Figure record listings:
------------
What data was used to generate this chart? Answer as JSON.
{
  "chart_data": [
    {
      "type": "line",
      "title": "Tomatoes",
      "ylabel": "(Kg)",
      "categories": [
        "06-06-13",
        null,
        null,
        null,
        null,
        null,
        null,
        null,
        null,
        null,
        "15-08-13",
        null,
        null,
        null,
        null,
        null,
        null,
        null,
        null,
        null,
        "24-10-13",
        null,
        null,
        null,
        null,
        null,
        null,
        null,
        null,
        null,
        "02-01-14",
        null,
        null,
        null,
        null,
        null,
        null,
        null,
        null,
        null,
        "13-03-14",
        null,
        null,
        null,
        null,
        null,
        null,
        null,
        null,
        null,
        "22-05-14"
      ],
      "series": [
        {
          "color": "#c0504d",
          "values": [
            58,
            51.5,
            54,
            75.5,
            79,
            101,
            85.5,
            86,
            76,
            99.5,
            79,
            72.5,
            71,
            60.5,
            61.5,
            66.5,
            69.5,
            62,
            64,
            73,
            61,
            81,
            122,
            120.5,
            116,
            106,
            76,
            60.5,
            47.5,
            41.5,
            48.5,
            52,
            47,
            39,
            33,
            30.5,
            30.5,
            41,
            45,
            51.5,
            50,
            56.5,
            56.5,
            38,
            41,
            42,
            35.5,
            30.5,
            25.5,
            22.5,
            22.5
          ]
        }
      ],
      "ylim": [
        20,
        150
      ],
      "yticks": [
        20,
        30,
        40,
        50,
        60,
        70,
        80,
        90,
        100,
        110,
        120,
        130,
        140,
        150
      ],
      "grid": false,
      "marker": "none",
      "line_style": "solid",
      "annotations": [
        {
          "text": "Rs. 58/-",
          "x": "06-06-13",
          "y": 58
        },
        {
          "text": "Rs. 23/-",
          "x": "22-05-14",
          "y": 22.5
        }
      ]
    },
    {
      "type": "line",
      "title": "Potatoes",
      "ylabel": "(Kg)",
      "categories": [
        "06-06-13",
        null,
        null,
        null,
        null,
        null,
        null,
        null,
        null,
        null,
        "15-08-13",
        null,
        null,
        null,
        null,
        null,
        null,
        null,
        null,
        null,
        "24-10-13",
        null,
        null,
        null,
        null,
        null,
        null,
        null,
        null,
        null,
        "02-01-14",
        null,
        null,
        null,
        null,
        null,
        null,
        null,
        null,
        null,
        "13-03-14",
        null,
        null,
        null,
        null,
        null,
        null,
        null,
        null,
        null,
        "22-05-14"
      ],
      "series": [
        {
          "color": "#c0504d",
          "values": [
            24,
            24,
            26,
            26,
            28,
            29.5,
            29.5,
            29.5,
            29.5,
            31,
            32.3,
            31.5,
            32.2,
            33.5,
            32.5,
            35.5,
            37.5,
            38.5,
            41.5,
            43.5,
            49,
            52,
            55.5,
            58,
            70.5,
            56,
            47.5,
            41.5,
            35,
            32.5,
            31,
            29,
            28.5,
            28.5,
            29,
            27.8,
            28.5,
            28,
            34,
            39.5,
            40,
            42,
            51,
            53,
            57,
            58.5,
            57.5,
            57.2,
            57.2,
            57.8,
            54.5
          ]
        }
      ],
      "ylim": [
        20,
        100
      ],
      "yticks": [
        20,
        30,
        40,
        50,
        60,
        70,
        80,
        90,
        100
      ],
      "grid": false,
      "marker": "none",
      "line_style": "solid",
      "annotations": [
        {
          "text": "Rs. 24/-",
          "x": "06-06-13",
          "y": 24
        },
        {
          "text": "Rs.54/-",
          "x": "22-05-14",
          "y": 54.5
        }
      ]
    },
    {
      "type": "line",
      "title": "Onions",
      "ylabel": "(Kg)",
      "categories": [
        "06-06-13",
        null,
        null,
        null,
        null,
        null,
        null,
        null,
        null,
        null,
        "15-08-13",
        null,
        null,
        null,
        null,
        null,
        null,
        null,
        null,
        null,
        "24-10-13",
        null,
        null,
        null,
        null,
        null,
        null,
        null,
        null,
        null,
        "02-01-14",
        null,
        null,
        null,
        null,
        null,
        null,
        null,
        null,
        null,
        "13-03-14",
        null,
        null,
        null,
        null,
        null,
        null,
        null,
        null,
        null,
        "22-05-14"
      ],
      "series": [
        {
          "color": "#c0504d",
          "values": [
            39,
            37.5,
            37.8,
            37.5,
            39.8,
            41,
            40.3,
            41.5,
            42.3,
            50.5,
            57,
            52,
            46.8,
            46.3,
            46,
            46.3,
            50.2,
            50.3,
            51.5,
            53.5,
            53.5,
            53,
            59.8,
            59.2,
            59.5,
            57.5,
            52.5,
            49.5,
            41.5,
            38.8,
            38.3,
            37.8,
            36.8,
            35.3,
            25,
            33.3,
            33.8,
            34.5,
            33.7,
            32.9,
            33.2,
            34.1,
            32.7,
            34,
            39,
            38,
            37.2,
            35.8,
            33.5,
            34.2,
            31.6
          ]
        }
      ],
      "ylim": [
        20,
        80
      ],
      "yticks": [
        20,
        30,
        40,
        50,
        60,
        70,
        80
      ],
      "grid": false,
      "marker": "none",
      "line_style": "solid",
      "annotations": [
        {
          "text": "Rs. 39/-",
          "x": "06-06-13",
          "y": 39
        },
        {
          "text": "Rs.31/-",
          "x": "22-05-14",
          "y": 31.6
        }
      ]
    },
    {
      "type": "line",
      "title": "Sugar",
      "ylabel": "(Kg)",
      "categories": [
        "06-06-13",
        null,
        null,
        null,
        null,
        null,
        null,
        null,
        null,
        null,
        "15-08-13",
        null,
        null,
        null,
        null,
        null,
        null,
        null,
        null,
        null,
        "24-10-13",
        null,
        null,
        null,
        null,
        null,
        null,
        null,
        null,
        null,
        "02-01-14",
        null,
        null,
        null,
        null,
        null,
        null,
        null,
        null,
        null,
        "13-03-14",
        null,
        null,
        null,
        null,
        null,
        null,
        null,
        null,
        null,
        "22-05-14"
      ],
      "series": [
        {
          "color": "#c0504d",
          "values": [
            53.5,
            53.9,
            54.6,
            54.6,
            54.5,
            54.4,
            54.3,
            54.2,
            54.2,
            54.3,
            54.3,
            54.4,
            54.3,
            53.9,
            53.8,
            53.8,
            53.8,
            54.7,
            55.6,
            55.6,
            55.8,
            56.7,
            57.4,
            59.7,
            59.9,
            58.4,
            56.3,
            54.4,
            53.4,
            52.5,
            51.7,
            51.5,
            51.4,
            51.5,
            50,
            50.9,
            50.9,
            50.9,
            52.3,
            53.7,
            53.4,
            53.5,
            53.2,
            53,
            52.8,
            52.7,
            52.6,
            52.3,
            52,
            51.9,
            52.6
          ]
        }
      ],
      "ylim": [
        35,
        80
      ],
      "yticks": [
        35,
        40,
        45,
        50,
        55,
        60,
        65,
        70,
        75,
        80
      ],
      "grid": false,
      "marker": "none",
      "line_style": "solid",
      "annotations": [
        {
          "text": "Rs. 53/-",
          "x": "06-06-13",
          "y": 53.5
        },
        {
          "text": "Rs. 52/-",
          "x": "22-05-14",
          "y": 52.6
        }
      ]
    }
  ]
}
------------
**Instructions for the task**.
Every entry needs to be retyped exactly.

**Task solution**.
What data was used to generate this chart? Answer as JSON.
{
  "chart_data": [
    {
      "type": "line",
      "title": "Tomatoes",
      "ylabel": "(Kg)",
      "categories": [
        "06-06-13",
        null,
        null,
        null,
        null,
        null,
        null,
        null,
        null,
        null,
        "15-08-13",
        null,
        null,
        null,
        null,
        null,
        null,
        null,
        null,
        null,
        "24-10-13",
        null,
        null,
        null,
        null,
        null,
        null,
        null,
        null,
        null,
        "02-01-14",
        null,
        null,
        null,
        null,
        null,
        null,
        null,
        null,
        null,
        "13-03-14",
        null,
        null,
        null,
        null,
        null,
        null,
        null,
        null,
        null,
        "22-05-14"
      ],
      "series": [
        {
          "color": "#c0504d",
          "values": [
            58,
            51.5,
            54,
            75.5,
            79,
            101,
            85.5,
            86,
            76,
            99.5,
            79,
            72.5,
            71,
            60.5,
            61.5,
            66.5,
            69.5,
            62,
            64,
            73,
            61,
            81,
            122,
            120.5,
            116,
            106,
            76,
            60.5,
            47.5,
            41.5,
            48.5,
            52,
            47,
            39,
            33,
            30.5,
            30.5,
            41,
            45,
            51.5,
            50,
            56.5,
            56.5,
            38,
            41,
            42,
            35.5,
            30.5,
            25.5,
            22.5,
            22.5
          ]
        }
      ],
      "ylim": [
        20,
        150
      ],
      "yticks": [
        20,
        30,
        40,
        50,
        60,
        70,
        80,
        90,
        100,
        110,
        120,
        130,
        140,
        150
      ],
      "grid": false,
      "marker": "none",
      "line_style": "solid",
      "annotations": [
        {
          "text": "Rs. 58/-",
          "x": "06-06-13",
          "y": 58
        },
        {
          "text": "Rs. 23/-",
          "x": "22-05-14",
          "y": 22.5
        }
      ]
    },
    {
      "type": "line",
      "title": "Potatoes",
      "ylabel": "(Kg)",
      "categories": [
        "06-06-13",
        null,
        null,
        null,
        null,
        null,
        null,
        null,
        null,
        null,
        "15-08-13",
        null,
        null,
        null,
        null,
        null,
        null,
        null,
        null,
        null,
        "24-10-13",
        null,
        null,
        null,
        null,
        null,
        null,
        null,
        null,
        null,
        "02-01-14",
        null,
        null,
        null,
        null,
        null,
        null,
        null,
        null,
        null,
        "13-03-14",
        null,
        null,
        null,
        null,
        null,
        null,
        null,
        null,
        null,
        "22-05-14"
      ],
      "series": [
        {
          "color": "#c0504d",
          "values": [
            24,
            24,
            26,
            26,
            28,
            29.5,
            29.5,
            29.5,
            29.5,
            31,
            32.3,
            31.5,
            32.2,
            33.5,
            32.5,
            35.5,
            37.5,
            38.5,
            41.5,
            43.5,
            49,
            52,
            55.5,
            58,
            70.5,
            56,
            47.5,
            41.5,
            35,
            32.5,
            31,
            29,
            28.5,
            28.5,
            29,
            27.8,
            28.5,
            28,
            34,
            39.5,
            40,
            42,
            51,
            53,
            57,
            58.5,
            57.5,
            57.2,
            57.2,
            57.8,
            54.5
          ]
        }
      ],
      "ylim": [
        20,
        100
      ],
      "yticks": [
        20,
        30,
        40,
        50,
        60,
        70,
        80,
        90,
        100
      ],
      "grid": false,
      "marker": "none",
      "line_style": "solid",
      "annotations": [
        {
          "text": "Rs. 24/-",
          "x": "06-06-13",
          "y": 24
        },
        {
          "text": "Rs.54/-",
          "x": "22-05-14",
          "y": 54.5
        }
      ]
    },
    {
      "type": "line",
      "title": "Onions",
      "ylabel": "(Kg)",
      "categories": [
        "06-06-13",
        null,
        null,
        null,
        null,
        null,
        null,
        null,
        null,
        null,
        "15-08-13",
        null,
        null,
        null,
        null,
        null,
        null,
        null,
        null,
        null,
        "24-10-13",
        null,
        null,
        null,
        null,
        null,
        null,
        null,
        null,
        null,
        "02-01-14",
        null,
        null,
        null,
        null,
        null,
        null,
        null,
        null,
        null,
        "13-03-14",
        null,
        null,
        null,
        null,
        null,
        null,
        null,
        null,
        null,
        "22-05-14"
      ],
      "series": [
        {
          "color": "#c0504d",
          "values": [
            39,
            37.5,
            37.8,
            37.5,
            39.8,
            41,
            40.3,
            41.5,
            42.3,
            50.5,
            57,
            52,
            46.8,
            46.3,
            46,
            46.3,
            50.2,
            50.3,
            51.5,
            53.5,
            53.5,
            53,
            59.8,
            59.2,
            59.5,
            57.5,
            52.5,
            49.5,
            41.5,
            38.8,
            38.3,
            37.8,
            36.8,
            35.3,
            25,
            33.3,
            33.8,
            34.5,
            33.7,
            32.9,
            33.2,
            34.1,
            32.7,
            34,
            39,
            38,
            37.2,
            35.8,
            33.5,
            34.2,
            31.6
          ]
        }
      ],
      "ylim": [
        20,
        80
      ],
      "yticks": [
        20,
        30,
        40,
        50,
        60,
        70,
        80
      ],
      "grid": false,
      "marker": "none",
      "line_style": "solid",
      "annotations": [
        {
          "text": "Rs. 39/-",
          "x": "06-06-13",
          "y": 39
        },
        {
          "text": "Rs.31/-",
          "x": "22-05-14",
          "y": 31.6
        }
      ]
    },
    {
      "type": "line",
      "title": "Sugar",
      "ylabel": "(Kg)",
      "categories": [
        "06-06-13",
        null,
        null,
        null,
        null,
        null,
        null,
        null,
        null,
        null,
        "15-08-13",
        null,
        null,
        null,
        null,
        null,
        null,
        null,
        null,
        null,
        "24-10-13",
        null,
        null,
        null,
        null,
        null,
        null,
        null,
        null,
        null,
        "02-01-14",
        null,
        null,
        null,
        null,
        null,
        null,
        null,
        null,
        null,
        "13-03-14",
        null,
        null,
        null,
        null,
        null,
        null,
        null,
        null,
        null,
        "22-05-14"
      ],
      "series": [
        {
          "color": "#c0504d",
          "values": [
            53.5,
            53.9,
            54.6,
            54.6,
            54.5,
            54.4,
            54.3,
            54.2,
            54.2,
            54.3,
            54.3,
            54.4,
            54.3,
            53.9,
            53.8,
            53.8,
            53.8,
            54.7,
            55.6,
            55.6,
            55.8,
            56.7,
            57.4,
            59.7,
            59.9,
            58.4,
            56.3,
            54.4,
            53.4,
            52.5,
            51.7,
            51.5,
            51.4,
            51.5,
            50,
            50.9,
            50.9,
            50.9,
            52.3,
            53.7,
            53.4,
            53.5,
            53.2,
            53,
            52.8,
            52.7,
            52.6,
            52.3,
            52,
            51.9,
            52.6
          ]
        }
      ],
      "ylim": [
        35,
        80
      ],
      "yticks": [
        35,
        40,
        45,
        50,
        55,
        60,
        65,
        70,
        75,
        80
      ],
      "grid": false,
      "marker": "none",
      "line_style": "solid",
      "annotations": [
        {
          "text": "Rs. 53/-",
          "x": "06-06-13",
          "y": 53.5
        },
        {
          "text": "Rs. 52/-",
          "x": "22-05-14",
          "y": 52.6
        }
      ]
    }
  ]
}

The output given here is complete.